───── Information given
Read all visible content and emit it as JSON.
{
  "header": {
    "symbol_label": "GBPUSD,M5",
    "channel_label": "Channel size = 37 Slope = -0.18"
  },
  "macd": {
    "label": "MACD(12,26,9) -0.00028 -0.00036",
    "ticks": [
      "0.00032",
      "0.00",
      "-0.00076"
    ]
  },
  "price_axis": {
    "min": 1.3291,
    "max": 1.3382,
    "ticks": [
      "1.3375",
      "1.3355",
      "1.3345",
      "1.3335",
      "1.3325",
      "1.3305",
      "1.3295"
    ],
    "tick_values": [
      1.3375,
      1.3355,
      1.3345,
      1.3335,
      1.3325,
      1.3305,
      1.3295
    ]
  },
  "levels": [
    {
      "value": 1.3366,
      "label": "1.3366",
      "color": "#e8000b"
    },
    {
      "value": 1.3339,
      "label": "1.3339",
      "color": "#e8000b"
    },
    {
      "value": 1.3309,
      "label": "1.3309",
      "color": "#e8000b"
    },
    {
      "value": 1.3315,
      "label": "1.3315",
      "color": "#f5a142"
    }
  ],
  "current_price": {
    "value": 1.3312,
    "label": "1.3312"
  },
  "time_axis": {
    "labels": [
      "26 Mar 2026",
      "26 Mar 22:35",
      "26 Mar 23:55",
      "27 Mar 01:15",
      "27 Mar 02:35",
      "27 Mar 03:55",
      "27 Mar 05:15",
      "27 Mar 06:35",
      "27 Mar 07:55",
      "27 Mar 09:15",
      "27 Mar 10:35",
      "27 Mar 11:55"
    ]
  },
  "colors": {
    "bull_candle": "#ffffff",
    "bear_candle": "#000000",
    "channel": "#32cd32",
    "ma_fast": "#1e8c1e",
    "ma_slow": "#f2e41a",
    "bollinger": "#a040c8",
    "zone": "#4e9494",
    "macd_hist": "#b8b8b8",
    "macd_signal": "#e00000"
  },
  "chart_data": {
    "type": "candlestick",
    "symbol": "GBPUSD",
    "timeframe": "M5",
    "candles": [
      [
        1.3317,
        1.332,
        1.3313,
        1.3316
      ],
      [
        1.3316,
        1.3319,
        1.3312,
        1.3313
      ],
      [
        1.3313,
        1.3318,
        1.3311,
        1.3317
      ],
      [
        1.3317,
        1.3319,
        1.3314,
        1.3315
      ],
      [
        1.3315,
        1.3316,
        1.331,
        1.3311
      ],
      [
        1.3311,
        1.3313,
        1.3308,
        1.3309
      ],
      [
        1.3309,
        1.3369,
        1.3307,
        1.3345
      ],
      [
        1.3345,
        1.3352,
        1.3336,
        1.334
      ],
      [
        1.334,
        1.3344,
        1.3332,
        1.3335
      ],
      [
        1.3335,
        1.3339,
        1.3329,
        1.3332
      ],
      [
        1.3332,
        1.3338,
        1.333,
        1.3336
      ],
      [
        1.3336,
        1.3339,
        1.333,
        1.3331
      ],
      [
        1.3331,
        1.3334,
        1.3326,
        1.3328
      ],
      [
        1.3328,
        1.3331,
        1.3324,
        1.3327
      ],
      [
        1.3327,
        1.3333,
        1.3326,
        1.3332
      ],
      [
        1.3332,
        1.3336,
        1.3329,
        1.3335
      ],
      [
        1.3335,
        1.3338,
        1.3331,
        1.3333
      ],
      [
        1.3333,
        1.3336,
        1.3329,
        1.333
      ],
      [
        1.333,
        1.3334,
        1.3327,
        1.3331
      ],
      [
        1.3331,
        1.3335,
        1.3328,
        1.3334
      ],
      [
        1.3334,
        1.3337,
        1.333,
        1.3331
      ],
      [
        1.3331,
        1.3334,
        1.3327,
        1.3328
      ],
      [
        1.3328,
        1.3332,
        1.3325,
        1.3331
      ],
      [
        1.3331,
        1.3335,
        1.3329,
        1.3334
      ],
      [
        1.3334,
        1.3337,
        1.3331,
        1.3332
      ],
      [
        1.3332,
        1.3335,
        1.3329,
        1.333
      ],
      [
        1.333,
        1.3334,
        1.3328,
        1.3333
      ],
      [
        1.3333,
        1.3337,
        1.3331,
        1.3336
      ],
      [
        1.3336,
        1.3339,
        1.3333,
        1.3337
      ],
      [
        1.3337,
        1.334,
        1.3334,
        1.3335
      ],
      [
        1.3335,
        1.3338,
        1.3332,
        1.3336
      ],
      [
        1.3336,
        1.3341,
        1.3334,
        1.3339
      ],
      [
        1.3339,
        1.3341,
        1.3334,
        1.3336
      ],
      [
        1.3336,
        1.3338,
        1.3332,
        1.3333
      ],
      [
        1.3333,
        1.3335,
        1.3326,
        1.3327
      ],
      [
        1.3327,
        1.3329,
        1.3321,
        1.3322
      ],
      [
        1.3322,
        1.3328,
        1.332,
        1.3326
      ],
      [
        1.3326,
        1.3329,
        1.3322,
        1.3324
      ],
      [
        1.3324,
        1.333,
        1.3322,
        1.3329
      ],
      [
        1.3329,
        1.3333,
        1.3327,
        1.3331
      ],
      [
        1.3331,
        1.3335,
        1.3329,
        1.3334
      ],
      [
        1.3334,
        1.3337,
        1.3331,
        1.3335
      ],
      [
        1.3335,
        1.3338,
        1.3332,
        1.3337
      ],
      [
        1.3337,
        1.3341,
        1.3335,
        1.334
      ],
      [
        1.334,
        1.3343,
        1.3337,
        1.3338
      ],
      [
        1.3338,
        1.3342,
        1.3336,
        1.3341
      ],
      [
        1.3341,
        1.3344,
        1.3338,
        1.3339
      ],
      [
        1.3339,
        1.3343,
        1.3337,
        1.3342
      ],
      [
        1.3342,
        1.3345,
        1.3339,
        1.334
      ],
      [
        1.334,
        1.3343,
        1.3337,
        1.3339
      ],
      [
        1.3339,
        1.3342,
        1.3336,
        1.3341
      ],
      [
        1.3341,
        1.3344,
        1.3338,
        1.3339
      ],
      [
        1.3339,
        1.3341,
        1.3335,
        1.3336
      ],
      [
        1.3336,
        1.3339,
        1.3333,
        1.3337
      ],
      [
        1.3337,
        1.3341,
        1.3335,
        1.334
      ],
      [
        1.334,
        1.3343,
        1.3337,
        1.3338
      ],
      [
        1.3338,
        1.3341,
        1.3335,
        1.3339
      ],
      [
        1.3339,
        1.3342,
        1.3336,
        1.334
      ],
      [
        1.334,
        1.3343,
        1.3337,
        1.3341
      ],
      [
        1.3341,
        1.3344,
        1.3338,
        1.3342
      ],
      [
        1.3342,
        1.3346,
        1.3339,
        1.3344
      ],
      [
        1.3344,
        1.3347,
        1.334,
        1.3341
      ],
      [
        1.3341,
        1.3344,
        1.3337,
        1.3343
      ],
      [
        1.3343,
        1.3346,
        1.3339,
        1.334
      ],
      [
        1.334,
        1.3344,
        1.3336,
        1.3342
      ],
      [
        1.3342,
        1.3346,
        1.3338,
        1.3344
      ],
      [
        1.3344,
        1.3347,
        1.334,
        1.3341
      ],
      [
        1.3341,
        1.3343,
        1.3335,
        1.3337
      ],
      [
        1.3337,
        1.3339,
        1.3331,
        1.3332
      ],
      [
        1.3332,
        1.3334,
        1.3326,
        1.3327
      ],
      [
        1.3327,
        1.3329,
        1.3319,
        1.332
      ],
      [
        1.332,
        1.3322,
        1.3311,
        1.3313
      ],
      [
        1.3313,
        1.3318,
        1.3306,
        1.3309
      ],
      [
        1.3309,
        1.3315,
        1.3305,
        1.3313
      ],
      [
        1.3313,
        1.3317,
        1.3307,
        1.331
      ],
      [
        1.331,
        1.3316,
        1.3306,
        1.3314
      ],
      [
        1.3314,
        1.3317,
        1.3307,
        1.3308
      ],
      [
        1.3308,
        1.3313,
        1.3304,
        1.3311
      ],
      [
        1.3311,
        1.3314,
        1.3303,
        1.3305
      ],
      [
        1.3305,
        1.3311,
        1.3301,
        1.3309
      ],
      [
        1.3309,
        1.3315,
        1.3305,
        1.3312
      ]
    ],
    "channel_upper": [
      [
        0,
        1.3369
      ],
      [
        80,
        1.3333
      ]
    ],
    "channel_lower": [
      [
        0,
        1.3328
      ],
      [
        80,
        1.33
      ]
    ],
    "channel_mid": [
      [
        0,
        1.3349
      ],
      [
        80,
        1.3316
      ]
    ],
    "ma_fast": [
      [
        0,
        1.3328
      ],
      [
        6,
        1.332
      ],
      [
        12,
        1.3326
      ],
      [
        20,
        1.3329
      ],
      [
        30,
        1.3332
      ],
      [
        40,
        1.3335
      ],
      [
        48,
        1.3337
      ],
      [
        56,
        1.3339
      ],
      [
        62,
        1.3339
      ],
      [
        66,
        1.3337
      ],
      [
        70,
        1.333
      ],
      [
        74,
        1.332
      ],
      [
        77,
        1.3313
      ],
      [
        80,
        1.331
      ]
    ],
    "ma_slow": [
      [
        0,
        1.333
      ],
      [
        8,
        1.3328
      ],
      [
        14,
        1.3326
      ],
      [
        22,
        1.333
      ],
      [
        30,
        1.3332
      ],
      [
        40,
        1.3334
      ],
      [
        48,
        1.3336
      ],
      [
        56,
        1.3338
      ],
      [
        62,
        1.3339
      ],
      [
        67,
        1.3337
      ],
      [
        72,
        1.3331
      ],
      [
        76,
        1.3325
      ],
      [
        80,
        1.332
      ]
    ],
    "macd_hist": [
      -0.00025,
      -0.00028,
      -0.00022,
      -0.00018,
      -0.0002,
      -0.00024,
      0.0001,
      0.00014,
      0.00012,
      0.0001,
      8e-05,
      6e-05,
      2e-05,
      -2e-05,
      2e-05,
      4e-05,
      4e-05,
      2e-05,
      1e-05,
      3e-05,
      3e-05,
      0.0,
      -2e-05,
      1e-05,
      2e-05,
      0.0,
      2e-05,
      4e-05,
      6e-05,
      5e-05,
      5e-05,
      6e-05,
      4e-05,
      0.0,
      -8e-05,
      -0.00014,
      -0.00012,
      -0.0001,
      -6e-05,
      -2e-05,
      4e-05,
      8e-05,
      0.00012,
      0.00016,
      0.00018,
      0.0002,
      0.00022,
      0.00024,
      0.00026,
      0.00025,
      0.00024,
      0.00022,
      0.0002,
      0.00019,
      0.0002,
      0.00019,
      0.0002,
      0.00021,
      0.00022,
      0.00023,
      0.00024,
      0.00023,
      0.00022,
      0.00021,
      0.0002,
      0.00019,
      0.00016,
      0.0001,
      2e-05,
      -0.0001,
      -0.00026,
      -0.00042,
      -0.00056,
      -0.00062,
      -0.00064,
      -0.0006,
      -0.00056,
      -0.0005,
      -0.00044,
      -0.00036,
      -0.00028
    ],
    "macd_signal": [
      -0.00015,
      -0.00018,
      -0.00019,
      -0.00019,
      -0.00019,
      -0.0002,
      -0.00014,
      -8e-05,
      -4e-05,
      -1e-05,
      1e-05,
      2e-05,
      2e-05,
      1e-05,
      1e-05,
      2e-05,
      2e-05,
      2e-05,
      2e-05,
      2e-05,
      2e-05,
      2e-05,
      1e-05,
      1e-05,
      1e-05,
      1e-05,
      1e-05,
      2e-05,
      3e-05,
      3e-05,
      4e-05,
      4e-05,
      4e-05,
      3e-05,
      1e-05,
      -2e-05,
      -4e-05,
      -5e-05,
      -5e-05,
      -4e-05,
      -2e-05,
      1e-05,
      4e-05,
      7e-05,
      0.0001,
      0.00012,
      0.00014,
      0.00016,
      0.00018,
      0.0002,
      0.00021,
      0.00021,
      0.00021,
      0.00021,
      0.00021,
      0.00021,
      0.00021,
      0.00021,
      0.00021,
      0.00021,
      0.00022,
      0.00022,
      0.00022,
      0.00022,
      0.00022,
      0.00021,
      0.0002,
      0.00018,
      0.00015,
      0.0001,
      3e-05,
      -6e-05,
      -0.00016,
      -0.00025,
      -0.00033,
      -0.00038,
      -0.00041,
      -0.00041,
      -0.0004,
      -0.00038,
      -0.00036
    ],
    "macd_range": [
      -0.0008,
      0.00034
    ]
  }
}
──────────
Check each line above for "GBPUSD" and return the ones that have it.

    "symbol_label": "GBPUSD,M5",
    "symbol": "GBPUSD",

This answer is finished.